- EXERCISE REQUIREMENTS
Check every line below for the string "کنفرانس", and copy the lines that contain it.

- DATA LINES
>> START

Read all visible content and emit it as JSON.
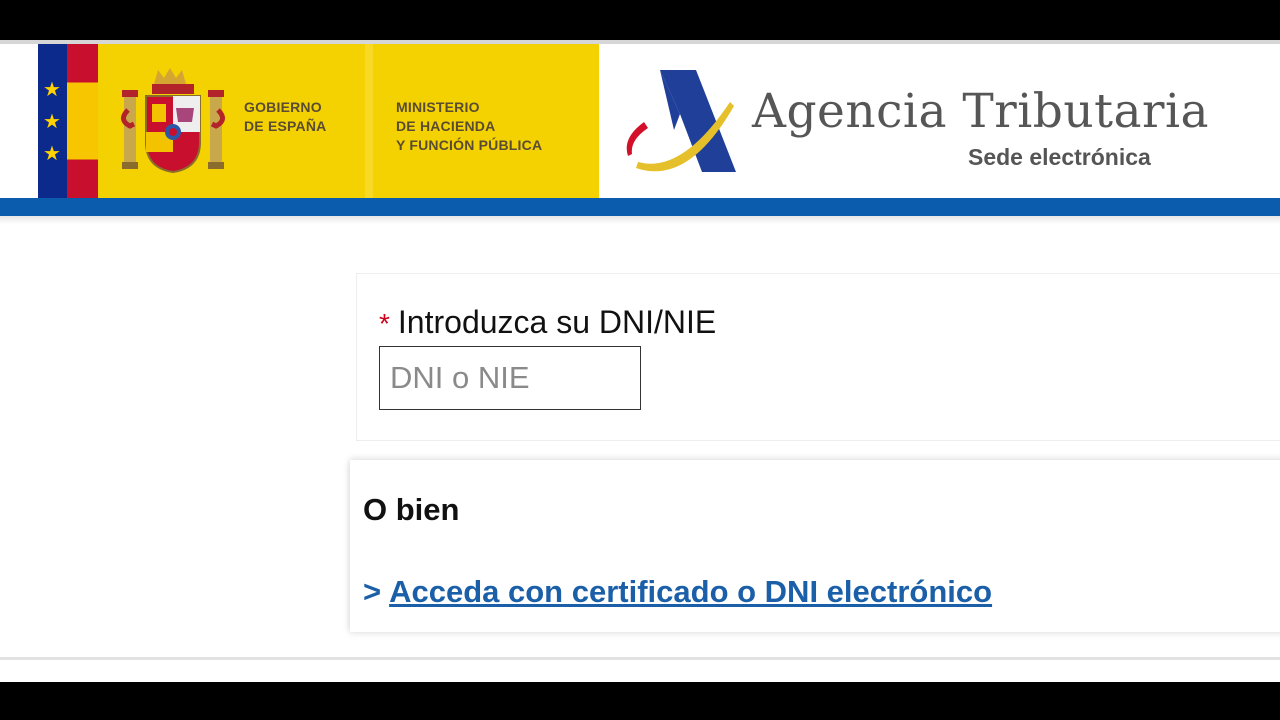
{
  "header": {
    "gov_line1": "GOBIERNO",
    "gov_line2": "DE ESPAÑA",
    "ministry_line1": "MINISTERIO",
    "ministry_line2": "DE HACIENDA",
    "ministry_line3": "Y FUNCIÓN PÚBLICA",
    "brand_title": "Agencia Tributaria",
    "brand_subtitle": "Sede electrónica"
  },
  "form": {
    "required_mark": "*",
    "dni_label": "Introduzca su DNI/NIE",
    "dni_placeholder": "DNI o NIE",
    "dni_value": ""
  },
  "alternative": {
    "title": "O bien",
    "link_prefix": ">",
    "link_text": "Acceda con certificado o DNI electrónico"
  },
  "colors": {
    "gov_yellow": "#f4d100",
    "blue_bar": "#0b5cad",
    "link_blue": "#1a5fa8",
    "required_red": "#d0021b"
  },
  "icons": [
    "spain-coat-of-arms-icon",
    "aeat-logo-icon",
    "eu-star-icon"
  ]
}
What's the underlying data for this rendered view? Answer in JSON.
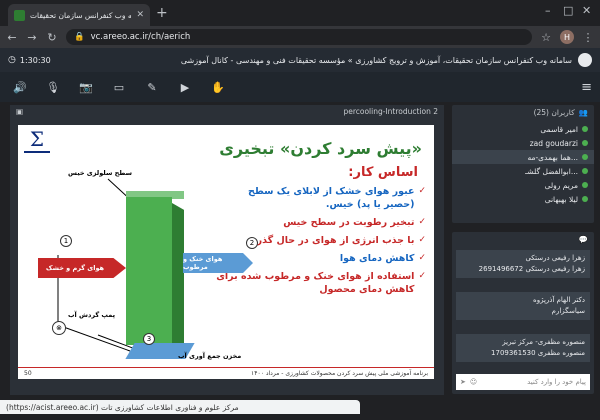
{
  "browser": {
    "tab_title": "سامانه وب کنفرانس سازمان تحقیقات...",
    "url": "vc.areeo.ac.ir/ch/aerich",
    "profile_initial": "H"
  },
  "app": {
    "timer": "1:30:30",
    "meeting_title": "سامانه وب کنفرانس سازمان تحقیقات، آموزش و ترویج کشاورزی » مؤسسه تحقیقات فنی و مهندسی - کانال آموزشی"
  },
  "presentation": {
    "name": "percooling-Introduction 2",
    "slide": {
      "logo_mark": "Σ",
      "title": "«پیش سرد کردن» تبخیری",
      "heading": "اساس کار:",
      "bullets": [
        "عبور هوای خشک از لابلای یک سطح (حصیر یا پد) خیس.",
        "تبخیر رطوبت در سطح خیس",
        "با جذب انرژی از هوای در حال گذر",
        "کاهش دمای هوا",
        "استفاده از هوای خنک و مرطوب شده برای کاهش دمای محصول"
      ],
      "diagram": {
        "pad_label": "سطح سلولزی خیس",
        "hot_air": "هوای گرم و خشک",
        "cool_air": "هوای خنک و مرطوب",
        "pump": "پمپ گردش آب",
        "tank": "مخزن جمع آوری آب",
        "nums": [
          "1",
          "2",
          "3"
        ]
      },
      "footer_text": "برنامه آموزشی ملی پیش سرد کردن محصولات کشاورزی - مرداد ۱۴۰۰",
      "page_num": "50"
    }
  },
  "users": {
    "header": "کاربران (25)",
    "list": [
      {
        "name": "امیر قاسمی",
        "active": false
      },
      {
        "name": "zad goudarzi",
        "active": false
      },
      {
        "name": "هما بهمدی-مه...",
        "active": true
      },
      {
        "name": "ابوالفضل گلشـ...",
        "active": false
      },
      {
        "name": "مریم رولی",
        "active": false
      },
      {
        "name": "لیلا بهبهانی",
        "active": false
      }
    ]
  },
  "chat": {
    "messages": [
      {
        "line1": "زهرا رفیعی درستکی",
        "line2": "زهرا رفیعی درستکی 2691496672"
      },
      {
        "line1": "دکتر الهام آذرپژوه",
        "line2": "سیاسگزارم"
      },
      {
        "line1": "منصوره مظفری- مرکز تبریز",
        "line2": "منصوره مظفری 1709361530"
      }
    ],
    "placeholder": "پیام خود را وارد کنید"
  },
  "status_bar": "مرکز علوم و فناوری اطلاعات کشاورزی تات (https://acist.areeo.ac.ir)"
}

>> END
>> START

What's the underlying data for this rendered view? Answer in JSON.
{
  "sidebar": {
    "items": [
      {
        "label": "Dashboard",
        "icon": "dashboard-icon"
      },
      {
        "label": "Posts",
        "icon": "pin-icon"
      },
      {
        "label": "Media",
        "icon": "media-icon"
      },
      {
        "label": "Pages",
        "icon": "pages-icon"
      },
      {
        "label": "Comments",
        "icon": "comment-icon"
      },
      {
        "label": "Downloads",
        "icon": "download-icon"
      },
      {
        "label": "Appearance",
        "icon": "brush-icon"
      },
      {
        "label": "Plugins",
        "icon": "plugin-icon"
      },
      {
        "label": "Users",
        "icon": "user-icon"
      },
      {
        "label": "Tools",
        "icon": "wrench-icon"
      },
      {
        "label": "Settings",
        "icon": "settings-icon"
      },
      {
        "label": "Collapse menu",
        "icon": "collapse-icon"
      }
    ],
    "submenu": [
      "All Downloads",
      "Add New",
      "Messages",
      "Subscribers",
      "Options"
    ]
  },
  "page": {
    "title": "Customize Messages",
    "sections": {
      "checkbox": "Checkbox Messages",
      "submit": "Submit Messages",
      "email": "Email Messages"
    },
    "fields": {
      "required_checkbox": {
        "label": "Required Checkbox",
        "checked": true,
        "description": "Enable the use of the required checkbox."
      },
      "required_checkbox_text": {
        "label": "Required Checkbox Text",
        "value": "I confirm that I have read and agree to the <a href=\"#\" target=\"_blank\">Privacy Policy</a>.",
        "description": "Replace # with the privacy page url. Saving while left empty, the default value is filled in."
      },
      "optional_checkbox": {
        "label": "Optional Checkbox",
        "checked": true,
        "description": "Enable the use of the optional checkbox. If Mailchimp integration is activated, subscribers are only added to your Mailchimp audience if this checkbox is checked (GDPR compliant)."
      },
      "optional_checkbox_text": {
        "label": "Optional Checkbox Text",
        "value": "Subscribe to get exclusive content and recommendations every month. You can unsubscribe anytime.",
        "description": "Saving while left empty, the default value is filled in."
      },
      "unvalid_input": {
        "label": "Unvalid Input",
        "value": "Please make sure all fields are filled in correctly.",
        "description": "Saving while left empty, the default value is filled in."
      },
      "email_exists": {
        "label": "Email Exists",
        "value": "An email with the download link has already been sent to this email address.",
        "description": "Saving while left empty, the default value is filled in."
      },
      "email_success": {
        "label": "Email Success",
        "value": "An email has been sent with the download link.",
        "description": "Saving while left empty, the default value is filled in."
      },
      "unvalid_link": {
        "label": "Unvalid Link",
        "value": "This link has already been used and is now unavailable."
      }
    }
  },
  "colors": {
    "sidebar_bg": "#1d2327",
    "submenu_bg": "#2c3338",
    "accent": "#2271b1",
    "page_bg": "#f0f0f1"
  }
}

>> END
>> START

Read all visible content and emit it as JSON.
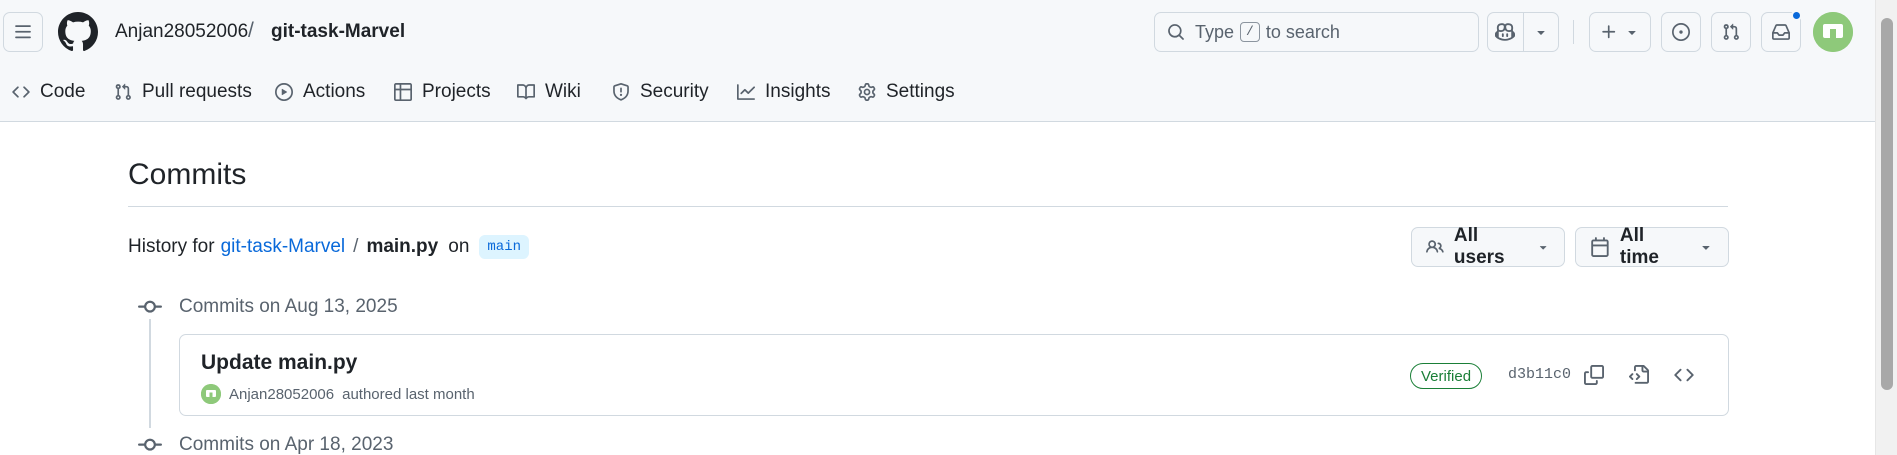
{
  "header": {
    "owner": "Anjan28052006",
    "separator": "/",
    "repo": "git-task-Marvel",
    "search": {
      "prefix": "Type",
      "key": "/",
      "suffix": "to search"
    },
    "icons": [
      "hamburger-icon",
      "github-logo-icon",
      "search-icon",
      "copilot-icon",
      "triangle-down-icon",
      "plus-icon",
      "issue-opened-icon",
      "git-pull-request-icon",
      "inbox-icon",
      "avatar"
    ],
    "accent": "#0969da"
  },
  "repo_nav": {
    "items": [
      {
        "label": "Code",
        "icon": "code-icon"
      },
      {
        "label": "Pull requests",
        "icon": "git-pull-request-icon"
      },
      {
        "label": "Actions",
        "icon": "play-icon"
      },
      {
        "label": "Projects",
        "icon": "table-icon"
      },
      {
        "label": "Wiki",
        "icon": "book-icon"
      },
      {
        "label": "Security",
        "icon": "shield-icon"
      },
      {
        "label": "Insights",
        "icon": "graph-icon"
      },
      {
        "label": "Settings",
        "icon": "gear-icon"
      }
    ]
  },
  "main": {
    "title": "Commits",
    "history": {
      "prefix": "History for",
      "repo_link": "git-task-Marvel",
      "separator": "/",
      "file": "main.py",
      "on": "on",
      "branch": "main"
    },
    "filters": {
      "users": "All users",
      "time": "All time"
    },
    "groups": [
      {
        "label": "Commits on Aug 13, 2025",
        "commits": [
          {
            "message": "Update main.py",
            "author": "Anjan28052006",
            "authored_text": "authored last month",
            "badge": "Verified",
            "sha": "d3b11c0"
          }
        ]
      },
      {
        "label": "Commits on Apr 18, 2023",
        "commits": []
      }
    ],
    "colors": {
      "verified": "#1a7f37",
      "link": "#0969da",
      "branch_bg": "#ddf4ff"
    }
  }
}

>> END

- WRITTEN SOLUTION
    "tab_title": "سامانه وب کنفرانس سازمان تحقیقات...",
    "meeting_title": "سامانه وب کنفرانس سازمان تحقیقات، آموزش و ترویج کشاورزی » مؤسسه تحقیقات فنی و مهندسی - کانال آموزشی"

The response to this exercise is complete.